═══ DATASET EXCERPTS
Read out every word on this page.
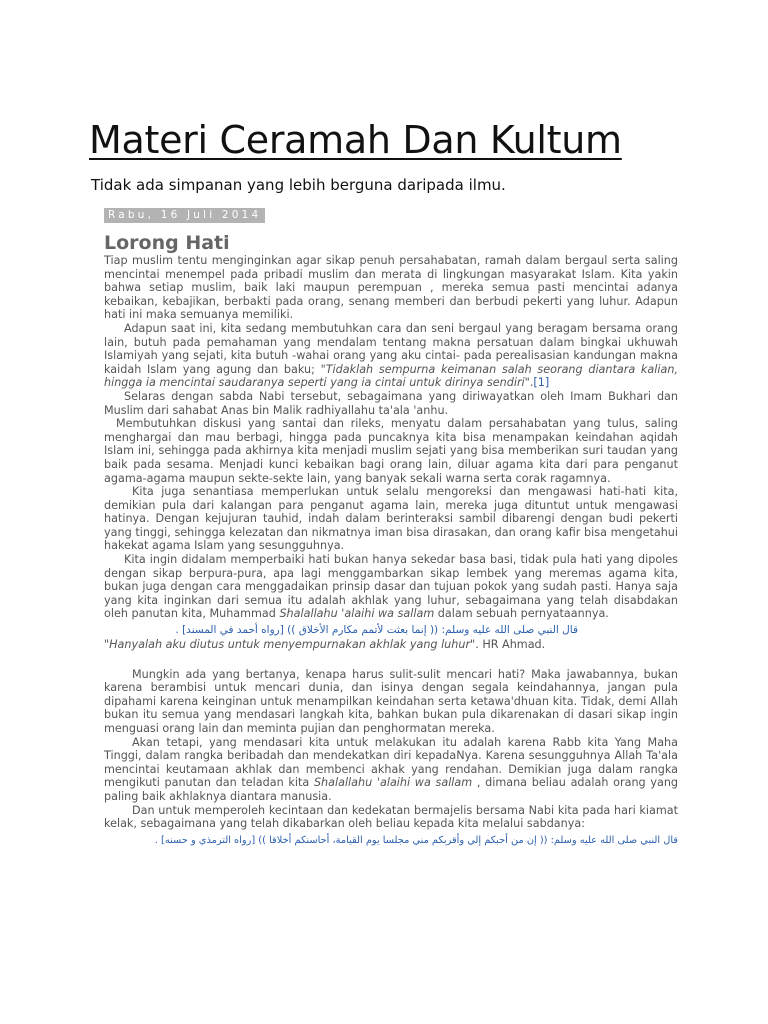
Materi Ceramah Dan Kultum
Tidak ada simpanan yang lebih berguna daripada ilmu.
Rabu, 16 Juli 2014
Lorong Hati

Tiap muslim tentu menginginkan agar sikap penuh persahabatan, ramah dalam bergaul serta saling mencintai menempel pada pribadi muslim dan merata di lingkungan masyarakat Islam. Kita yakin bahwa setiap muslim, baik laki maupun perempuan , mereka semua pasti mencintai adanya kebaikan, kebajikan, berbakti pada orang, senang memberi dan berbudi pekerti yang luhur. Adapun hati ini maka semuanya memiliki.

Adapun saat ini, kita sedang membutuhkan cara dan seni bergaul yang beragam bersama orang lain, butuh pada pemahaman yang mendalam tentang makna persatuan dalam bingkai ukhuwah Islamiyah yang sejati, kita butuh -wahai orang yang aku cintai- pada perealisasian kandungan makna kaidah Islam yang agung dan baku; "Tidaklah sempurna keimanan salah seorang diantara kalian, hingga ia mencintai saudaranya seperti yang ia cintai untuk dirinya sendiri".[1]

Selaras dengan sabda Nabi tersebut, sebagaimana yang diriwayatkan oleh Imam Bukhari dan Muslim dari sahabat Anas bin Malik radhiyallahu ta'ala 'anhu.

Membutuhkan diskusi yang santai dan rileks, menyatu dalam persahabatan yang tulus, saling menghargai dan mau berbagi, hingga pada puncaknya kita bisa menampakan keindahan aqidah Islam ini, sehingga pada akhirnya kita menjadi muslim sejati yang bisa memberikan suri taudan yang baik pada sesama. Menjadi kunci kebaikan bagi orang lain, diluar agama kita dari para penganut agama-agama maupun sekte-sekte lain, yang banyak sekali warna serta corak ragamnya.

Kita juga senantiasa memperlukan untuk selalu mengoreksi dan mengawasi hati-hati kita, demikian pula dari kalangan para penganut agama lain, mereka juga dituntut untuk mengawasi hatinya. Dengan kejujuran tauhid, indah dalam berinteraksi sambil dibarengi dengan budi pekerti yang tinggi, sehingga kelezatan dan nikmatnya iman bisa dirasakan, dan orang kafir bisa mengetahui hakekat agama Islam yang sesungguhnya.

Kita ingin didalam memperbaiki hati bukan hanya sekedar basa basi, tidak pula hati yang dipoles dengan sikap berpura-pura, apa lagi menggambarkan sikap lembek yang meremas agama kita, bukan juga dengan cara menggadaikan prinsip dasar dan tujuan pokok yang sudah pasti. Hanya saja yang kita inginkan dari semua itu adalah akhlak yang luhur, sebagaimana yang telah disabdakan oleh panutan kita, Muhammad Shalallahu 'alaihi wa sallam dalam sebuah pernyataannya.

قال النبي صلى الله عليه وسلم: (( إنما بعثت لأتمم مكارم الأخلاق )) [رواه أحمد في المسند] .

"Hanyalah aku diutus untuk menyempurnakan akhlak yang luhur". HR Ahmad.

Mungkin ada yang bertanya, kenapa harus sulit-sulit mencari hati? Maka jawabannya, bukan karena berambisi untuk mencari dunia, dan isinya dengan segala keindahannya, jangan pula dipahami karena keinginan untuk menampilkan keindahan serta ketawa'dhuan kita. Tidak, demi Allah bukan itu semua yang mendasari langkah kita, bahkan bukan pula dikarenakan di dasari sikap ingin menguasi orang lain dan meminta pujian dan penghormatan mereka.

Akan tetapi, yang mendasari kita untuk melakukan itu adalah karena Rabb kita Yang Maha Tinggi, dalam rangka beribadah dan mendekatkan diri kepadaNya. Karena sesungguhnya Allah Ta'ala mencintai keutamaan akhlak dan membenci akhak yang rendahan. Demikian juga dalam rangka mengikuti panutan dan teladan kita Shalallahu 'alaihi wa sallam , dimana beliau adalah orang yang paling baik akhlaknya diantara manusia.

Dan untuk memperoleh kecintaan dan kedekatan bermajelis bersama Nabi kita pada hari kiamat kelak, sebagaimana yang telah dikabarkan oleh beliau kepada kita melalui sabdanya:

قال النبي صلى الله عليه وسلم: (( إن من أحبكم إلي وأقربكم مني مجلسا يوم القيامة، أحاسنكم أخلاقا )) [رواه الترمذي و حسنه] .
══════
PROBLEM REQUIREMENTS
Without the pictures, restate all of the entries above verbatim.

REPLY TO THE TASK
Read out every word on this page.
Materi Ceramah Dan Kultum
Tidak ada simpanan yang lebih berguna daripada ilmu.
Rabu, 16 Juli 2014
Lorong Hati

Tiap muslim tentu menginginkan agar sikap penuh persahabatan, ramah dalam bergaul serta saling mencintai menempel pada pribadi muslim dan merata di lingkungan masyarakat Islam. Kita yakin bahwa setiap muslim, baik laki maupun perempuan , mereka semua pasti mencintai adanya kebaikan, kebajikan, berbakti pada orang, senang memberi dan berbudi pekerti yang luhur. Adapun hati ini maka semuanya memiliki.

Adapun saat ini, kita sedang membutuhkan cara dan seni bergaul yang beragam bersama orang lain, butuh pada pemahaman yang mendalam tentang makna persatuan dalam bingkai ukhuwah Islamiyah yang sejati, kita butuh -wahai orang yang aku cintai- pada perealisasian kandungan makna kaidah Islam yang agung dan baku; "Tidaklah sempurna keimanan salah seorang diantara kalian, hingga ia mencintai saudaranya seperti yang ia cintai untuk dirinya sendiri".[1]

Selaras dengan sabda Nabi tersebut, sebagaimana yang diriwayatkan oleh Imam Bukhari dan Muslim dari sahabat Anas bin Malik radhiyallahu ta'ala 'anhu.

Membutuhkan diskusi yang santai dan rileks, menyatu dalam persahabatan yang tulus, saling menghargai dan mau berbagi, hingga pada puncaknya kita bisa menampakan keindahan aqidah Islam ini, sehingga pada akhirnya kita menjadi muslim sejati yang bisa memberikan suri taudan yang baik pada sesama. Menjadi kunci kebaikan bagi orang lain, diluar agama kita dari para penganut agama-agama maupun sekte-sekte lain, yang banyak sekali warna serta corak ragamnya.

Kita juga senantiasa memperlukan untuk selalu mengoreksi dan mengawasi hati-hati kita, demikian pula dari kalangan para penganut agama lain, mereka juga dituntut untuk mengawasi hatinya. Dengan kejujuran tauhid, indah dalam berinteraksi sambil dibarengi dengan budi pekerti yang tinggi, sehingga kelezatan dan nikmatnya iman bisa dirasakan, dan orang kafir bisa mengetahui hakekat agama Islam yang sesungguhnya.

Kita ingin didalam memperbaiki hati bukan hanya sekedar basa basi, tidak pula hati yang dipoles dengan sikap berpura-pura, apa lagi menggambarkan sikap lembek yang meremas agama kita, bukan juga dengan cara menggadaikan prinsip dasar dan tujuan pokok yang sudah pasti. Hanya saja yang kita inginkan dari semua itu adalah akhlak yang luhur, sebagaimana yang telah disabdakan oleh panutan kita, Muhammad Shalallahu 'alaihi wa sallam dalam sebuah pernyataannya.

قال النبي صلى الله عليه وسلم: (( إنما بعثت لأتمم مكارم الأخلاق )) [رواه أحمد في المسند] .

"Hanyalah aku diutus untuk menyempurnakan akhlak yang luhur". HR Ahmad.

Mungkin ada yang bertanya, kenapa harus sulit-sulit mencari hati? Maka jawabannya, bukan karena berambisi untuk mencari dunia, dan isinya dengan segala keindahannya, jangan pula dipahami karena keinginan untuk menampilkan keindahan serta ketawa'dhuan kita. Tidak, demi Allah bukan itu semua yang mendasari langkah kita, bahkan bukan pula dikarenakan di dasari sikap ingin menguasi orang lain dan meminta pujian dan penghormatan mereka.

Akan tetapi, yang mendasari kita untuk melakukan itu adalah karena Rabb kita Yang Maha Tinggi, dalam rangka beribadah dan mendekatkan diri kepadaNya. Karena sesungguhnya Allah Ta'ala mencintai keutamaan akhlak dan membenci akhak yang rendahan. Demikian juga dalam rangka mengikuti panutan dan teladan kita Shalallahu 'alaihi wa sallam , dimana beliau adalah orang yang paling baik akhlaknya diantara manusia.

Dan untuk memperoleh kecintaan dan kedekatan bermajelis bersama Nabi kita pada hari kiamat kelak, sebagaimana yang telah dikabarkan oleh beliau kepada kita melalui sabdanya:

قال النبي صلى الله عليه وسلم: (( إن من أحبكم إلي وأقربكم مني مجلسا يوم القيامة، أحاسنكم أخلاقا )) [رواه الترمذي و حسنه] .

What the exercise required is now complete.